Records from a data collection
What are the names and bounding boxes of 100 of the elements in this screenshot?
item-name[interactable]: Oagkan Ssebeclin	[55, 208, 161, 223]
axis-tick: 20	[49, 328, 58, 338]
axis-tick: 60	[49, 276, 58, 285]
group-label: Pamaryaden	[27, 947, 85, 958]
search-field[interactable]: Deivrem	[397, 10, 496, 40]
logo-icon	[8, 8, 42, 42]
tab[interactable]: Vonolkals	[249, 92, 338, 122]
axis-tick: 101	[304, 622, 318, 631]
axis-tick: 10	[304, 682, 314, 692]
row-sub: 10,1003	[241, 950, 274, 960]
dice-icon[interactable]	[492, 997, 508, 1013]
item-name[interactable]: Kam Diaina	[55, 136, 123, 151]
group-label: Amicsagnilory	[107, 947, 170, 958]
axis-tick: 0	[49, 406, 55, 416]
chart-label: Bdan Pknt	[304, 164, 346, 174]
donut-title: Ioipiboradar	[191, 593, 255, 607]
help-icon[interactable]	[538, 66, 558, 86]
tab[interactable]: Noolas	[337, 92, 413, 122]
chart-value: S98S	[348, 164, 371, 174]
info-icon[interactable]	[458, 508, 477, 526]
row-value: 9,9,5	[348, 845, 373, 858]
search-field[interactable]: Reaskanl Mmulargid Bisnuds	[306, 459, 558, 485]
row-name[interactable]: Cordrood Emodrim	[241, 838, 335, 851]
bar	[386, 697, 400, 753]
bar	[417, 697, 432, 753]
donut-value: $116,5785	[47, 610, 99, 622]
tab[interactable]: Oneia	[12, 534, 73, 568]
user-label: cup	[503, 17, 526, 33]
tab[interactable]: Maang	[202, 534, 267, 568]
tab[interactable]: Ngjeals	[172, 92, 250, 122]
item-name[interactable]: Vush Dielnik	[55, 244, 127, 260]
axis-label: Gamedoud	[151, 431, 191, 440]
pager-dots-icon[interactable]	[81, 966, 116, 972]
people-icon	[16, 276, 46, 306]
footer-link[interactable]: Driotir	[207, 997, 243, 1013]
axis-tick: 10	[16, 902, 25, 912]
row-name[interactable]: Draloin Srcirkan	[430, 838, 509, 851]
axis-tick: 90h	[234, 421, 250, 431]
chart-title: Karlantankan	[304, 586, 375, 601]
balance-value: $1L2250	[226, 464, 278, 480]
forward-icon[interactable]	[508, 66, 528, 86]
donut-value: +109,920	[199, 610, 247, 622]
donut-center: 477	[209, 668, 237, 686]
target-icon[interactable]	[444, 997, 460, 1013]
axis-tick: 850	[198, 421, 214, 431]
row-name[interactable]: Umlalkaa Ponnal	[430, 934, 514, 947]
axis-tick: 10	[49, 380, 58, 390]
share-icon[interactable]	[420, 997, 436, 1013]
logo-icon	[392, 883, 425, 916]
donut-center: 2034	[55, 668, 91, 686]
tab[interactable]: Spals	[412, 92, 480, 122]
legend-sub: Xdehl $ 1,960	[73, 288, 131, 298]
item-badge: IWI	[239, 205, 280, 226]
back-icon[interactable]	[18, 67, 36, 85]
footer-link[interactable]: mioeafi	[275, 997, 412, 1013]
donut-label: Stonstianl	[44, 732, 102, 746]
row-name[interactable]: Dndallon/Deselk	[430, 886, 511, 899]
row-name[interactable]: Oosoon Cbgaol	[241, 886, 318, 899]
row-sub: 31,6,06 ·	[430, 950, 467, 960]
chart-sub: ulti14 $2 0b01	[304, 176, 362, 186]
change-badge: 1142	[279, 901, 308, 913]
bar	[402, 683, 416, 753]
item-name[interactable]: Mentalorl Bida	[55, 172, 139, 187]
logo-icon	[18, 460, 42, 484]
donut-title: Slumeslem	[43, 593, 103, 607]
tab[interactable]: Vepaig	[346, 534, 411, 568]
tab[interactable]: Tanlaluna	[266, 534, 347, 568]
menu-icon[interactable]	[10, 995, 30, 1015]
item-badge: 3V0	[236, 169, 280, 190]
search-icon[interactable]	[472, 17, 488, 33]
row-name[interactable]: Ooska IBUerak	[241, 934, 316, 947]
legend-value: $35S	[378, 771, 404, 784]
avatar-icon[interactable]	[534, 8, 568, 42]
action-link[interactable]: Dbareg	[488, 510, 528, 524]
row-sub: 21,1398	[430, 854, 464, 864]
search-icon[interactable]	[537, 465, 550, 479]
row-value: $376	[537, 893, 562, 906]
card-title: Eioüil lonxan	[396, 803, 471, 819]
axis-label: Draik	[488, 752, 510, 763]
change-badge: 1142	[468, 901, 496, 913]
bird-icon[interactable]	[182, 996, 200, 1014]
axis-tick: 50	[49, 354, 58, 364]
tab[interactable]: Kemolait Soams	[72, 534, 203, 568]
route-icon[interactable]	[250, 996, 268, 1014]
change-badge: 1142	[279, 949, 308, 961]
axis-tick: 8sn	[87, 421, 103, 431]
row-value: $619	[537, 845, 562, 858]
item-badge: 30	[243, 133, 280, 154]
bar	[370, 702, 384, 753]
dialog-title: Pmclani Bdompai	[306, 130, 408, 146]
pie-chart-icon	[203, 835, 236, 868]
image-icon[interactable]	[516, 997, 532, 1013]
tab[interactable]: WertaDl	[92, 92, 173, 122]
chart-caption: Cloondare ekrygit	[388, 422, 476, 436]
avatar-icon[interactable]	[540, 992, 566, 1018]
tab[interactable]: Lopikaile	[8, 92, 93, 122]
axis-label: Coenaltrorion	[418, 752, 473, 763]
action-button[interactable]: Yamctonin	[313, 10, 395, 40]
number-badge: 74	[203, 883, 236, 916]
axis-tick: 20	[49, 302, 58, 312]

* [Problem]:
Copy all of the records above line for line, without altering anything.

* [Finished task]:
What are the names and bounding boxes of 100 of the elements in this screenshot?
item-name[interactable]: Oagkan Ssebeclin	[55, 208, 161, 223]
axis-tick: 20	[49, 328, 58, 338]
axis-tick: 60	[49, 276, 58, 285]
group-label: Pamaryaden	[27, 947, 85, 958]
search-field[interactable]: Deivrem	[397, 10, 496, 40]
logo-icon	[8, 8, 42, 42]
tab[interactable]: Vonolkals	[249, 92, 338, 122]
axis-tick: 101	[304, 622, 318, 631]
axis-tick: 10	[304, 682, 314, 692]
row-sub: 10,1003	[241, 950, 274, 960]
dice-icon[interactable]	[492, 997, 508, 1013]
item-name[interactable]: Kam Diaina	[55, 136, 123, 151]
group-label: Amicsagnilory	[107, 947, 170, 958]
axis-tick: 0	[49, 406, 55, 416]
chart-label: Bdan Pknt	[304, 164, 346, 174]
donut-title: Ioipiboradar	[191, 593, 255, 607]
help-icon[interactable]	[538, 66, 558, 86]
tab[interactable]: Noolas	[337, 92, 413, 122]
chart-value: S98S	[348, 164, 371, 174]
info-icon[interactable]	[458, 508, 477, 526]
row-value: 9,9,5	[348, 845, 373, 858]
search-field[interactable]: Reaskanl Mmulargid Bisnuds	[306, 459, 558, 485]
row-name[interactable]: Cordrood Emodrim	[241, 838, 335, 851]
bar	[386, 697, 400, 753]
bar	[417, 697, 432, 753]
donut-value: $116,5785	[47, 610, 99, 622]
tab[interactable]: Oneia	[12, 534, 73, 568]
user-label: cup	[503, 17, 526, 33]
tab[interactable]: Maang	[202, 534, 267, 568]
tab[interactable]: Ngjeals	[172, 92, 250, 122]
item-name[interactable]: Vush Dielnik	[55, 244, 127, 260]
axis-label: Gamedoud	[151, 431, 191, 440]
pager-dots-icon[interactable]	[81, 966, 116, 972]
people-icon	[16, 276, 46, 306]
footer-link[interactable]: Driotir	[207, 997, 243, 1013]
axis-tick: 10	[16, 902, 25, 912]
row-name[interactable]: Draloin Srcirkan	[430, 838, 509, 851]
axis-tick: 90h	[234, 421, 250, 431]
chart-title: Karlantankan	[304, 586, 375, 601]
balance-value: $1L2250	[226, 464, 278, 480]
forward-icon[interactable]	[508, 66, 528, 86]
donut-value: +109,920	[199, 610, 247, 622]
donut-center: 477	[209, 668, 237, 686]
target-icon[interactable]	[444, 997, 460, 1013]
axis-tick: 850	[198, 421, 214, 431]
row-name[interactable]: Umlalkaa Ponnal	[430, 934, 514, 947]
axis-tick: 10	[49, 380, 58, 390]
share-icon[interactable]	[420, 997, 436, 1013]
logo-icon	[392, 883, 425, 916]
donut-center: 2034	[55, 668, 91, 686]
tab[interactable]: Spals	[412, 92, 480, 122]
legend-sub: Xdehl $ 1,960	[73, 288, 131, 298]
item-badge: IWI	[239, 205, 280, 226]
back-icon[interactable]	[18, 67, 36, 85]
footer-link[interactable]: mioeafi	[275, 997, 412, 1013]
donut-label: Stonstianl	[44, 732, 102, 746]
row-name[interactable]: Dndallon/Deselk	[430, 886, 511, 899]
row-name[interactable]: Oosoon Cbgaol	[241, 886, 318, 899]
row-sub: 31,6,06 ·	[430, 950, 467, 960]
chart-sub: ulti14 $2 0b01	[304, 176, 362, 186]
change-badge: 1142	[279, 901, 308, 913]
bar	[402, 683, 416, 753]
item-name[interactable]: Mentalorl Bida	[55, 172, 139, 187]
logo-icon	[18, 460, 42, 484]
donut-title: Slumeslem	[43, 593, 103, 607]
tab[interactable]: Vepaig	[346, 534, 411, 568]
tab[interactable]: Tanlaluna	[266, 534, 347, 568]
menu-icon[interactable]	[10, 995, 30, 1015]
item-badge: 3V0	[236, 169, 280, 190]
search-icon[interactable]	[472, 17, 488, 33]
row-name[interactable]: Ooska IBUerak	[241, 934, 316, 947]
legend-value: $35S	[378, 771, 404, 784]
avatar-icon[interactable]	[534, 8, 568, 42]
action-link[interactable]: Dbareg	[488, 510, 528, 524]
row-sub: 21,1398	[430, 854, 464, 864]
search-icon[interactable]	[537, 465, 550, 479]
row-value: $376	[537, 893, 562, 906]
card-title: Eioüil lonxan	[396, 803, 471, 819]
axis-label: Draik	[488, 752, 510, 763]
change-badge: 1142	[468, 901, 496, 913]
bird-icon[interactable]	[182, 996, 200, 1014]
axis-tick: 50	[49, 354, 58, 364]
tab[interactable]: Kemolait Soams	[72, 534, 203, 568]
route-icon[interactable]	[250, 996, 268, 1014]
change-badge: 1142	[279, 949, 308, 961]
axis-tick: 8sn	[87, 421, 103, 431]
row-value: $619	[537, 845, 562, 858]
item-badge: 30	[243, 133, 280, 154]
bar	[370, 702, 384, 753]
dialog-title: Pmclani Bdompai	[306, 130, 408, 146]
pie-chart-icon	[203, 835, 236, 868]
image-icon[interactable]	[516, 997, 532, 1013]
tab[interactable]: WertaDl	[92, 92, 173, 122]
chart-caption: Cloondare ekrygit	[388, 422, 476, 436]
avatar-icon[interactable]	[540, 992, 566, 1018]
tab[interactable]: Lopikaile	[8, 92, 93, 122]
axis-label: Coenaltrorion	[418, 752, 473, 763]
action-button[interactable]: Yamctonin	[313, 10, 395, 40]
number-badge: 74	[203, 883, 236, 916]
axis-tick: 20	[49, 302, 58, 312]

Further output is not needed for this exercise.